:: TASK DESCRIPTION ::
Drop every picture and give the entries back exactly.

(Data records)
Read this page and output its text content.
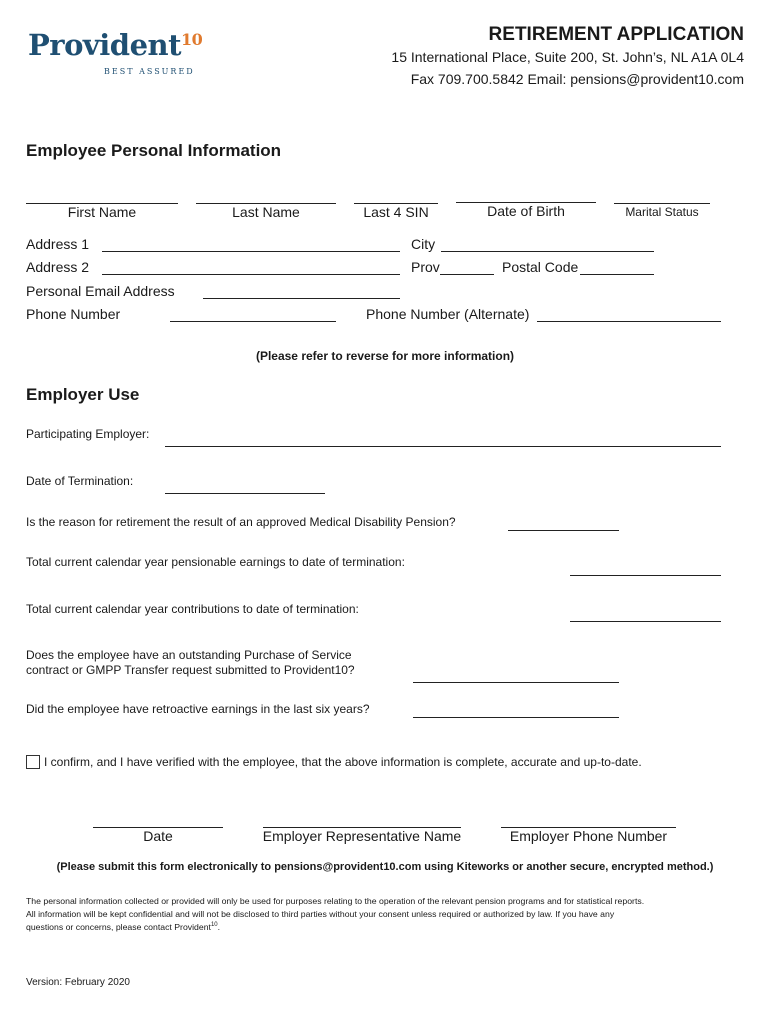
Provident$^{10}$
BEST ASSURED
RETIREMENT APPLICATION
15 International Place, Suite 200, St. John’s, NL A1A 0L4
Fax 709.700.5842 Email: pensions@provident10.com
Employee Personal Information
First Name	Last Name	Last 4 SIN	Date of Birth	Marital Status
Address 1	City
Address 2	Prov	Postal Code
Personal Email Address
Phone Number	Phone Number (Alternate)
(Please refer to reverse for more information)
Employer Use
Participating Employer:
Date of Termination:
Is the reason for retirement the result of an approved Medical Disability Pension?
Total current calendar year pensionable earnings to date of termination:
Total current calendar year contributions to date of termination:
Does the employee have an outstanding Purchase of Service
contract or GMPP Transfer request submitted to Provident10?
Did the employee have retroactive earnings in the last six years?
I confirm, and I have verified with the employee, that the above information is complete, accurate and up-to-date.
Date	Employer Representative Name	Employer Phone Number
(Please submit this form electronically to pensions@provident10.com using Kiteworks or another secure, encrypted method.)
The personal information collected or provided will only be used for purposes relating to the operation of the relevant pension programs and for statistical reports.
All information will be kept confidential and will not be disclosed to third parties without your consent unless required or authorized by law. If you have any
questions or concerns, please contact Provident$^{10}$.
Version: February 2020
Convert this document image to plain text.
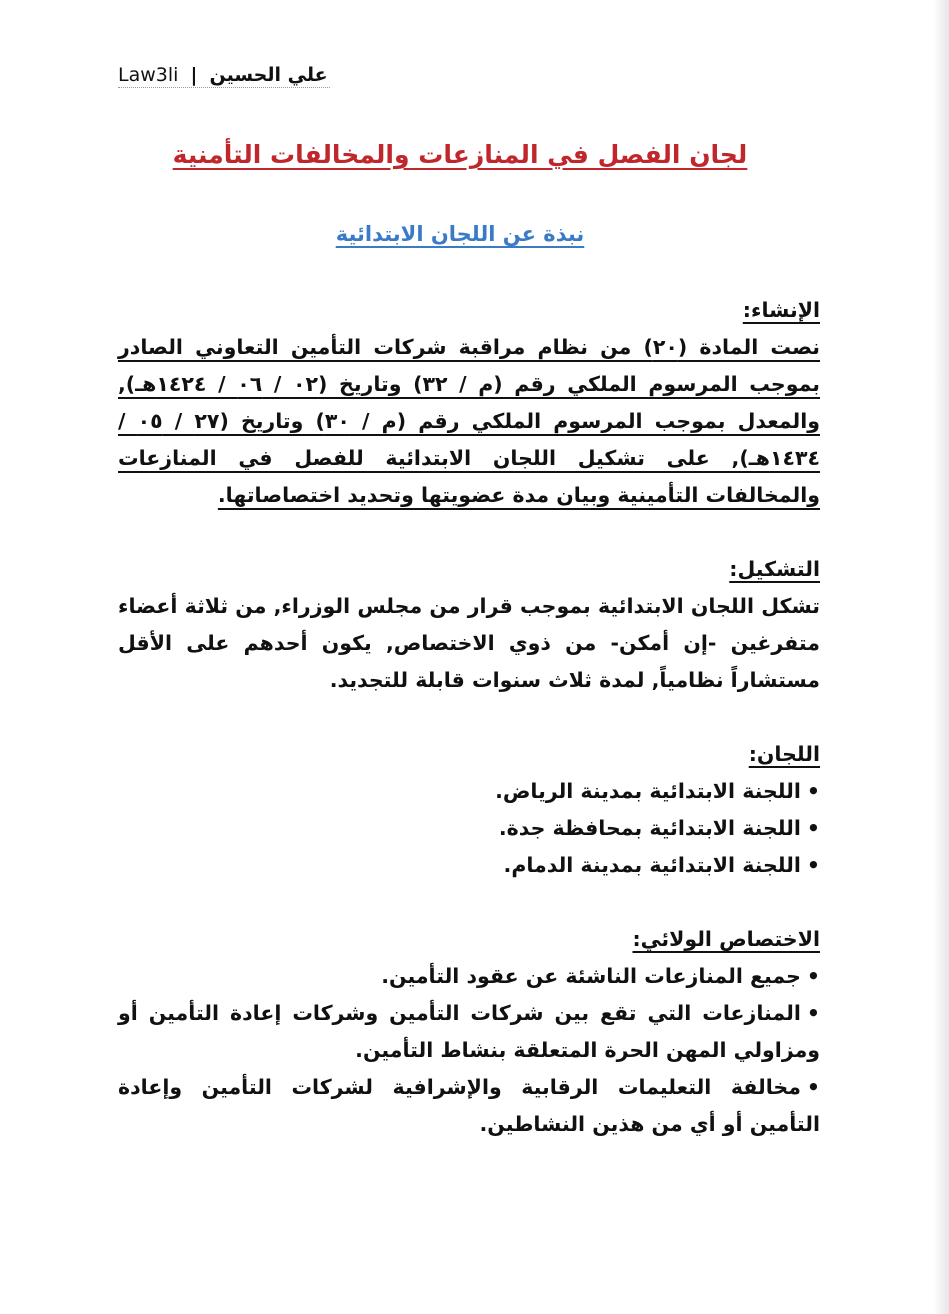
Law3li | علي الحسين
لجان الفصل في المنازعات والمخالفات التأمنية
نبذة عن اللجان الابتدائية
الإنشاء:
نصت المادة (٢٠) من نظام مراقبة شركات التأمين التعاوني الصادر بموجب المرسوم الملكي رقم (م / ٣٢) وتاريخ (٠٢ / ٠٦ / ١٤٢٤هـ), والمعدل بموجب المرسوم الملكي رقم (م / ٣٠) وتاريخ (٢٧ / ٠٥ / ١٤٣٤هـ), على تشكيل اللجان الابتدائية للفصل في المنازعات والمخالفات التأمينية وبيان مدة عضويتها وتحديد اختصاصاتها.
التشكيل:
تشكل اللجان الابتدائية بموجب قرار من مجلس الوزراء, من ثلاثة أعضاء متفرغين -إن أمكن- من ذوي الاختصاص, يكون أحدهم على الأقل مستشاراً نظامياً, لمدة ثلاث سنوات قابلة للتجديد.
اللجان:
•اللجنة الابتدائية بمدينة الرياض.
•اللجنة الابتدائية بمحافظة جدة.
•اللجنة الابتدائية بمدينة الدمام.
الاختصاص الولائي:
•جميع المنازعات الناشئة عن عقود التأمين.
•المنازعات التي تقع بين شركات التأمين وشركات إعادة التأمين أو ومزاولي المهن الحرة المتعلقة بنشاط التأمين.
•مخالفة التعليمات الرقابية والإشرافية لشركات التأمين وإعادة التأمين أو أي من هذين النشاطين.
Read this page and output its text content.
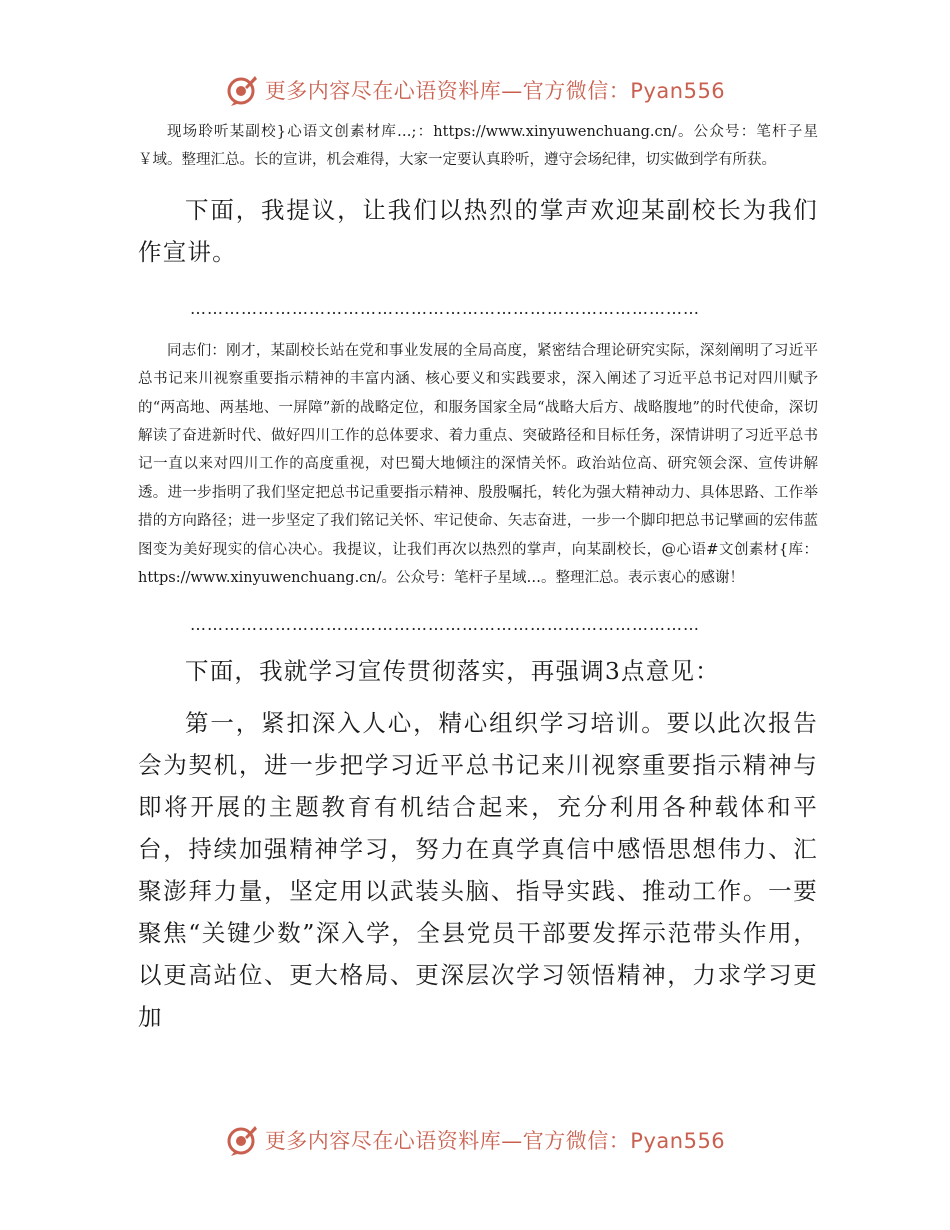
更多内容尽在心语资料库—官方微信：Pyan556

现场聆听某副校}心语文创素材库…;：https://www.xinyuwenchuang.cn/。公众号：笔杆子星￥域。整理汇总。长的宣讲，机会难得，大家一定要认真聆听，遵守会场纪律，切实做到学有所获。

下面，我提议，让我们以热烈的掌声欢迎某副校长为我们作宣讲。

………………………………………………………………………………

同志们：刚才，某副校长站在党和事业发展的全局高度，紧密结合理论研究实际，深刻阐明了习近平总书记来川视察重要指示精神的丰富内涵、核心要义和实践要求，深入阐述了习近平总书记对四川赋予的“两高地、两基地、一屏障”新的战略定位，和服务国家全局“战略大后方、战略腹地”的时代使命，深切解读了奋进新时代、做好四川工作的总体要求、着力重点、突破路径和目标任务，深情讲明了习近平总书记一直以来对四川工作的高度重视，对巴蜀大地倾注的深情关怀。政治站位高、研究领会深、宣传讲解透。进一步指明了我们坚定把总书记重要指示精神、殷殷嘱托，转化为强大精神动力、具体思路、工作举措的方向路径；进一步坚定了我们铭记关怀、牢记使命、矢志奋进，一步一个脚印把总书记擘画的宏伟蓝图变为美好现实的信心决心。我提议，让我们再次以热烈的掌声，向某副校长，@心语#文创素材{库：https://www.xinyuwenchuang.cn/。公众号：笔杆子星域…。整理汇总。表示衷心的感谢！

………………………………………………………………………………

下面，我就学习宣传贯彻落实，再强调3点意见：

第一，紧扣深入人心，精心组织学习培训。要以此次报告会为契机，进一步把学习近平总书记来川视察重要指示精神与即将开展的主题教育有机结合起来，充分利用各种载体和平台，持续加强精神学习，努力在真学真信中感悟思想伟力、汇聚澎拜力量，坚定用以武装头脑、指导实践、推动工作。一要聚焦“关键少数”深入学，全县党员干部要发挥示范带头作用，以更高站位、更大格局、更深层次学习领悟精神，力求学习更加

更多内容尽在心语资料库—官方微信：Pyan556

:: EXERCISE SOLUTION ::
Read this page and output its text content.
Provident$^{10}$
BEST ASSURED
RETIREMENT APPLICATION
15 International Place, Suite 200, St. John’s, NL A1A 0L4
Fax 709.700.5842 Email: pensions@provident10.com
Employee Personal Information
First Name	Last Name	Last 4 SIN	Date of Birth	Marital Status
Address 1	City
Address 2	Prov	Postal Code
Personal Email Address
Phone Number	Phone Number (Alternate)
(Please refer to reverse for more information)
Employer Use
Participating Employer:
Date of Termination:
Is the reason for retirement the result of an approved Medical Disability Pension?
Total current calendar year pensionable earnings to date of termination:
Total current calendar year contributions to date of termination:
Does the employee have an outstanding Purchase of Service
contract or GMPP Transfer request submitted to Provident10?
Did the employee have retroactive earnings in the last six years?
I confirm, and I have verified with the employee, that the above information is complete, accurate and up-to-date.
Date	Employer Representative Name	Employer Phone Number
(Please submit this form electronically to pensions@provident10.com using Kiteworks or another secure, encrypted method.)
The personal information collected or provided will only be used for purposes relating to the operation of the relevant pension programs and for statistical reports.
All information will be kept confidential and will not be disclosed to third parties without your consent unless required or authorized by law. If you have any
questions or concerns, please contact Provident$^{10}$.
Version: February 2020
Convert this document image to plain text.
Law3li | علي الحسين
لجان الفصل في المنازعات والمخالفات التأمنية
نبذة عن اللجان الابتدائية
الإنشاء:
نصت المادة (٢٠) من نظام مراقبة شركات التأمين التعاوني الصادر بموجب المرسوم الملكي رقم (م / ٣٢) وتاريخ (٠٢ / ٠٦ / ١٤٢٤هـ), والمعدل بموجب المرسوم الملكي رقم (م / ٣٠) وتاريخ (٢٧ / ٠٥ / ١٤٣٤هـ), على تشكيل اللجان الابتدائية للفصل في المنازعات والمخالفات التأمينية وبيان مدة عضويتها وتحديد اختصاصاتها.
التشكيل:
تشكل اللجان الابتدائية بموجب قرار من مجلس الوزراء, من ثلاثة أعضاء متفرغين -إن أمكن- من ذوي الاختصاص, يكون أحدهم على الأقل مستشاراً نظامياً, لمدة ثلاث سنوات قابلة للتجديد.
اللجان:
•اللجنة الابتدائية بمدينة الرياض.
•اللجنة الابتدائية بمحافظة جدة.
•اللجنة الابتدائية بمدينة الدمام.
الاختصاص الولائي:
•جميع المنازعات الناشئة عن عقود التأمين.
•المنازعات التي تقع بين شركات التأمين وشركات إعادة التأمين أو ومزاولي المهن الحرة المتعلقة بنشاط التأمين.
•مخالفة التعليمات الرقابية والإشرافية لشركات التأمين وإعادة التأمين أو أي من هذين النشاطين.
Read this page and output its text content.
更多内容尽在心语资料库—官方微信：Pyan556

现场聆听某副校}心语文创素材库…;：https://www.xinyuwenchuang.cn/。公众号：笔杆子星￥域。整理汇总。长的宣讲，机会难得，大家一定要认真聆听，遵守会场纪律，切实做到学有所获。

下面，我提议，让我们以热烈的掌声欢迎某副校长为我们作宣讲。

………………………………………………………………………………

同志们：刚才，某副校长站在党和事业发展的全局高度，紧密结合理论研究实际，深刻阐明了习近平总书记来川视察重要指示精神的丰富内涵、核心要义和实践要求，深入阐述了习近平总书记对四川赋予的“两高地、两基地、一屏障”新的战略定位，和服务国家全局“战略大后方、战略腹地”的时代使命，深切解读了奋进新时代、做好四川工作的总体要求、着力重点、突破路径和目标任务，深情讲明了习近平总书记一直以来对四川工作的高度重视，对巴蜀大地倾注的深情关怀。政治站位高、研究领会深、宣传讲解透。进一步指明了我们坚定把总书记重要指示精神、殷殷嘱托，转化为强大精神动力、具体思路、工作举措的方向路径；进一步坚定了我们铭记关怀、牢记使命、矢志奋进，一步一个脚印把总书记擘画的宏伟蓝图变为美好现实的信心决心。我提议，让我们再次以热烈的掌声，向某副校长，@心语#文创素材{库：https://www.xinyuwenchuang.cn/。公众号：笔杆子星域…。整理汇总。表示衷心的感谢！

………………………………………………………………………………

下面，我就学习宣传贯彻落实，再强调3点意见：

第一，紧扣深入人心，精心组织学习培训。要以此次报告会为契机，进一步把学习近平总书记来川视察重要指示精神与即将开展的主题教育有机结合起来，充分利用各种载体和平台，持续加强精神学习，努力在真学真信中感悟思想伟力、汇聚澎拜力量，坚定用以武装头脑、指导实践、推动工作。一要聚焦“关键少数”深入学，全县党员干部要发挥示范带头作用，以更高站位、更大格局、更深层次学习领悟精神，力求学习更加

更多内容尽在心语资料库—官方微信：Pyan556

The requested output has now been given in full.